Aim of the task
Print out each record below, unaltered and complete, without its images.

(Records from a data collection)
____
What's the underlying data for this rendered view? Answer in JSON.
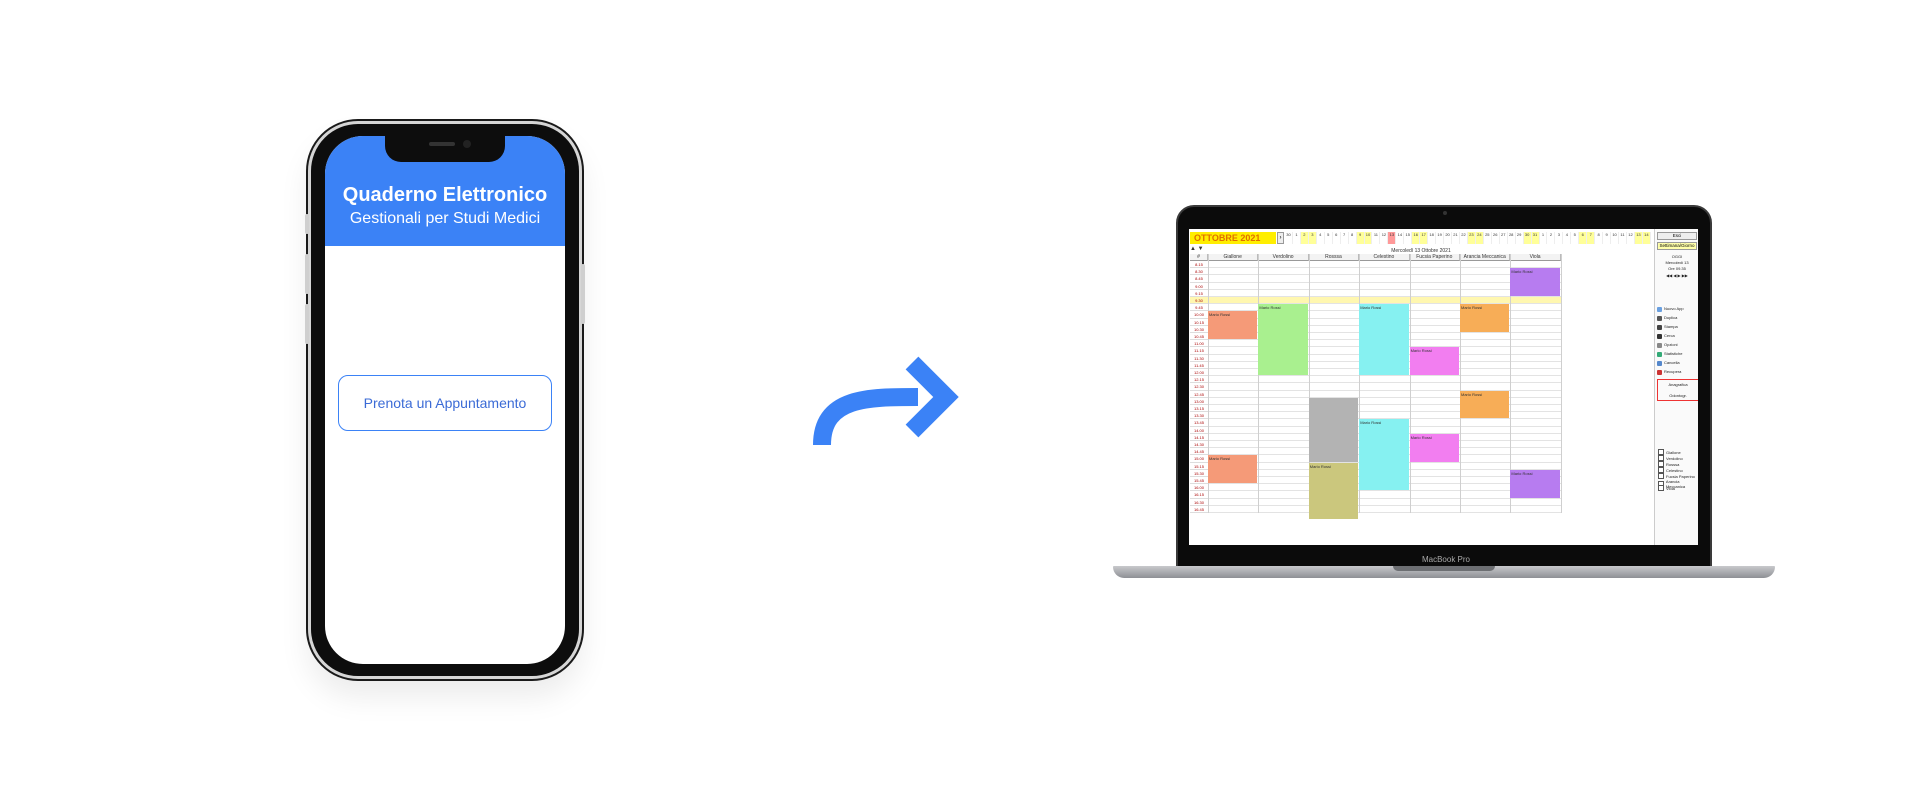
{
  "phone": {
    "title": "Quaderno Elettronico",
    "subtitle": "Gestionali per Studi Medici",
    "book_button": "Prenota un Appuntamento",
    "header_color": "#3b82f6"
  },
  "arrow": {
    "icon": "curved-arrow-right-icon",
    "color": "#3b82f6"
  },
  "laptop": {
    "brand": "MacBook Pro",
    "calendar": {
      "month": "OTTOBRE 2021",
      "date_title": "Mercoledì 13 Ottobre 2021",
      "days": [
        "30",
        "1",
        "2",
        "3",
        "4",
        "5",
        "6",
        "7",
        "8",
        "9",
        "10",
        "11",
        "12",
        "13",
        "14",
        "15",
        "16",
        "17",
        "18",
        "19",
        "20",
        "21",
        "22",
        "23",
        "24",
        "25",
        "26",
        "27",
        "28",
        "29",
        "30",
        "31",
        "1",
        "2",
        "3",
        "4",
        "5",
        "6",
        "7",
        "8",
        "9",
        "10",
        "11",
        "12",
        "13",
        "14"
      ],
      "columns": [
        "#",
        "Giallone",
        "Verdolino",
        "Rosssa",
        "Celestino",
        "Fucsia Paperino",
        "Arancia Meccanica",
        "Viola"
      ],
      "times": [
        "8.15",
        "8.30",
        "8.45",
        "9.00",
        "9.15",
        "9.30",
        "9.45",
        "10.00",
        "10.15",
        "10.30",
        "10.45",
        "11.00",
        "11.15",
        "11.30",
        "11.45",
        "12.00",
        "12.15",
        "12.30",
        "12.45",
        "13.00",
        "13.15",
        "13.30",
        "13.45",
        "14.00",
        "14.15",
        "14.30",
        "14.45",
        "15.00",
        "15.15",
        "15.30",
        "15.45",
        "16.00",
        "16.15",
        "16.30",
        "16.45"
      ],
      "appointments": [
        {
          "label": "Mario Rossi",
          "col": 7,
          "start": 1,
          "len": 4,
          "color": "#b77cf0"
        },
        {
          "label": "Mario Rossi",
          "col": 2,
          "start": 6,
          "len": 10,
          "color": "#a9f08f"
        },
        {
          "label": "Mario Rossi",
          "col": 4,
          "start": 6,
          "len": 10,
          "color": "#86f1f1"
        },
        {
          "label": "Mario Rossi",
          "col": 6,
          "start": 6,
          "len": 4,
          "color": "#f7ad57"
        },
        {
          "label": "Mario Rossi",
          "col": 1,
          "start": 7,
          "len": 4,
          "color": "#f59a78"
        },
        {
          "label": "Mario Rossi",
          "col": 5,
          "start": 12,
          "len": 4,
          "color": "#f27ef0"
        },
        {
          "label": "Mario Rossi",
          "col": 6,
          "start": 18,
          "len": 4,
          "color": "#f7ad57"
        },
        {
          "label": "",
          "col": 3,
          "start": 19,
          "len": 9,
          "color": "#b3b3b3"
        },
        {
          "label": "Mario Rossi",
          "col": 4,
          "start": 22,
          "len": 10,
          "color": "#86f1f1"
        },
        {
          "label": "Mario Rossi",
          "col": 5,
          "start": 24,
          "len": 4,
          "color": "#f27ef0"
        },
        {
          "label": "Mario Rossi",
          "col": 1,
          "start": 27,
          "len": 4,
          "color": "#f59a78"
        },
        {
          "label": "Mario Rossi",
          "col": 3,
          "start": 28,
          "len": 8,
          "color": "#cbc77d"
        },
        {
          "label": "Mario Rossi",
          "col": 7,
          "start": 29,
          "len": 4,
          "color": "#b77cf0"
        }
      ],
      "highlight_row": 5,
      "sidebar": {
        "top_button": "Esci",
        "view_button": "Settimana/Giorno",
        "today_label": "OGGI",
        "date_label": "Mercoledì 13",
        "time_label": "Ore 09.35",
        "items": [
          {
            "label": "Nuovo App",
            "icon": "calendar-icon",
            "color": "#6aa0e0"
          },
          {
            "label": "Duplica",
            "icon": "copy-icon",
            "color": "#555"
          },
          {
            "label": "Stampa",
            "icon": "printer-icon",
            "color": "#444"
          },
          {
            "label": "Cerca",
            "icon": "search-icon",
            "color": "#333"
          },
          {
            "label": "Opzioni",
            "icon": "gear-icon",
            "color": "#888"
          },
          {
            "label": "Statistiche",
            "icon": "chart-icon",
            "color": "#3a7"
          },
          {
            "label": "Cancella",
            "icon": "eraser-icon",
            "color": "#58c"
          },
          {
            "label": "Recupera",
            "icon": "trash-icon",
            "color": "#c33"
          }
        ],
        "anagrafica": "Anagrafica",
        "odontogramma": "Odontogr.",
        "legend": [
          "Giallone",
          "Verdolino",
          "Rosssa",
          "Celestino",
          "Fucsia Paperino",
          "Arancia Meccanica",
          "Viola"
        ]
      }
    }
  }
}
____
Right answer
What's the underlying data for this rendered view? Answer in JSON.
{
  "phone": {
    "title": "Quaderno Elettronico",
    "subtitle": "Gestionali per Studi Medici",
    "book_button": "Prenota un Appuntamento",
    "header_color": "#3b82f6"
  },
  "arrow": {
    "icon": "curved-arrow-right-icon",
    "color": "#3b82f6"
  },
  "laptop": {
    "brand": "MacBook Pro",
    "calendar": {
      "month": "OTTOBRE 2021",
      "date_title": "Mercoledì 13 Ottobre 2021",
      "days": [
        "30",
        "1",
        "2",
        "3",
        "4",
        "5",
        "6",
        "7",
        "8",
        "9",
        "10",
        "11",
        "12",
        "13",
        "14",
        "15",
        "16",
        "17",
        "18",
        "19",
        "20",
        "21",
        "22",
        "23",
        "24",
        "25",
        "26",
        "27",
        "28",
        "29",
        "30",
        "31",
        "1",
        "2",
        "3",
        "4",
        "5",
        "6",
        "7",
        "8",
        "9",
        "10",
        "11",
        "12",
        "13",
        "14"
      ],
      "columns": [
        "#",
        "Giallone",
        "Verdolino",
        "Rosssa",
        "Celestino",
        "Fucsia Paperino",
        "Arancia Meccanica",
        "Viola"
      ],
      "times": [
        "8.15",
        "8.30",
        "8.45",
        "9.00",
        "9.15",
        "9.30",
        "9.45",
        "10.00",
        "10.15",
        "10.30",
        "10.45",
        "11.00",
        "11.15",
        "11.30",
        "11.45",
        "12.00",
        "12.15",
        "12.30",
        "12.45",
        "13.00",
        "13.15",
        "13.30",
        "13.45",
        "14.00",
        "14.15",
        "14.30",
        "14.45",
        "15.00",
        "15.15",
        "15.30",
        "15.45",
        "16.00",
        "16.15",
        "16.30",
        "16.45"
      ],
      "appointments": [
        {
          "label": "Mario Rossi",
          "col": 7,
          "start": 1,
          "len": 4,
          "color": "#b77cf0"
        },
        {
          "label": "Mario Rossi",
          "col": 2,
          "start": 6,
          "len": 10,
          "color": "#a9f08f"
        },
        {
          "label": "Mario Rossi",
          "col": 4,
          "start": 6,
          "len": 10,
          "color": "#86f1f1"
        },
        {
          "label": "Mario Rossi",
          "col": 6,
          "start": 6,
          "len": 4,
          "color": "#f7ad57"
        },
        {
          "label": "Mario Rossi",
          "col": 1,
          "start": 7,
          "len": 4,
          "color": "#f59a78"
        },
        {
          "label": "Mario Rossi",
          "col": 5,
          "start": 12,
          "len": 4,
          "color": "#f27ef0"
        },
        {
          "label": "Mario Rossi",
          "col": 6,
          "start": 18,
          "len": 4,
          "color": "#f7ad57"
        },
        {
          "label": "",
          "col": 3,
          "start": 19,
          "len": 9,
          "color": "#b3b3b3"
        },
        {
          "label": "Mario Rossi",
          "col": 4,
          "start": 22,
          "len": 10,
          "color": "#86f1f1"
        },
        {
          "label": "Mario Rossi",
          "col": 5,
          "start": 24,
          "len": 4,
          "color": "#f27ef0"
        },
        {
          "label": "Mario Rossi",
          "col": 1,
          "start": 27,
          "len": 4,
          "color": "#f59a78"
        },
        {
          "label": "Mario Rossi",
          "col": 3,
          "start": 28,
          "len": 8,
          "color": "#cbc77d"
        },
        {
          "label": "Mario Rossi",
          "col": 7,
          "start": 29,
          "len": 4,
          "color": "#b77cf0"
        }
      ],
      "highlight_row": 5,
      "sidebar": {
        "top_button": "Esci",
        "view_button": "Settimana/Giorno",
        "today_label": "OGGI",
        "date_label": "Mercoledì 13",
        "time_label": "Ore 09.35",
        "items": [
          {
            "label": "Nuovo App",
            "icon": "calendar-icon",
            "color": "#6aa0e0"
          },
          {
            "label": "Duplica",
            "icon": "copy-icon",
            "color": "#555"
          },
          {
            "label": "Stampa",
            "icon": "printer-icon",
            "color": "#444"
          },
          {
            "label": "Cerca",
            "icon": "search-icon",
            "color": "#333"
          },
          {
            "label": "Opzioni",
            "icon": "gear-icon",
            "color": "#888"
          },
          {
            "label": "Statistiche",
            "icon": "chart-icon",
            "color": "#3a7"
          },
          {
            "label": "Cancella",
            "icon": "eraser-icon",
            "color": "#58c"
          },
          {
            "label": "Recupera",
            "icon": "trash-icon",
            "color": "#c33"
          }
        ],
        "anagrafica": "Anagrafica",
        "odontogramma": "Odontogr.",
        "legend": [
          "Giallone",
          "Verdolino",
          "Rosssa",
          "Celestino",
          "Fucsia Paperino",
          "Arancia Meccanica",
          "Viola"
        ]
      }
    }
  }
}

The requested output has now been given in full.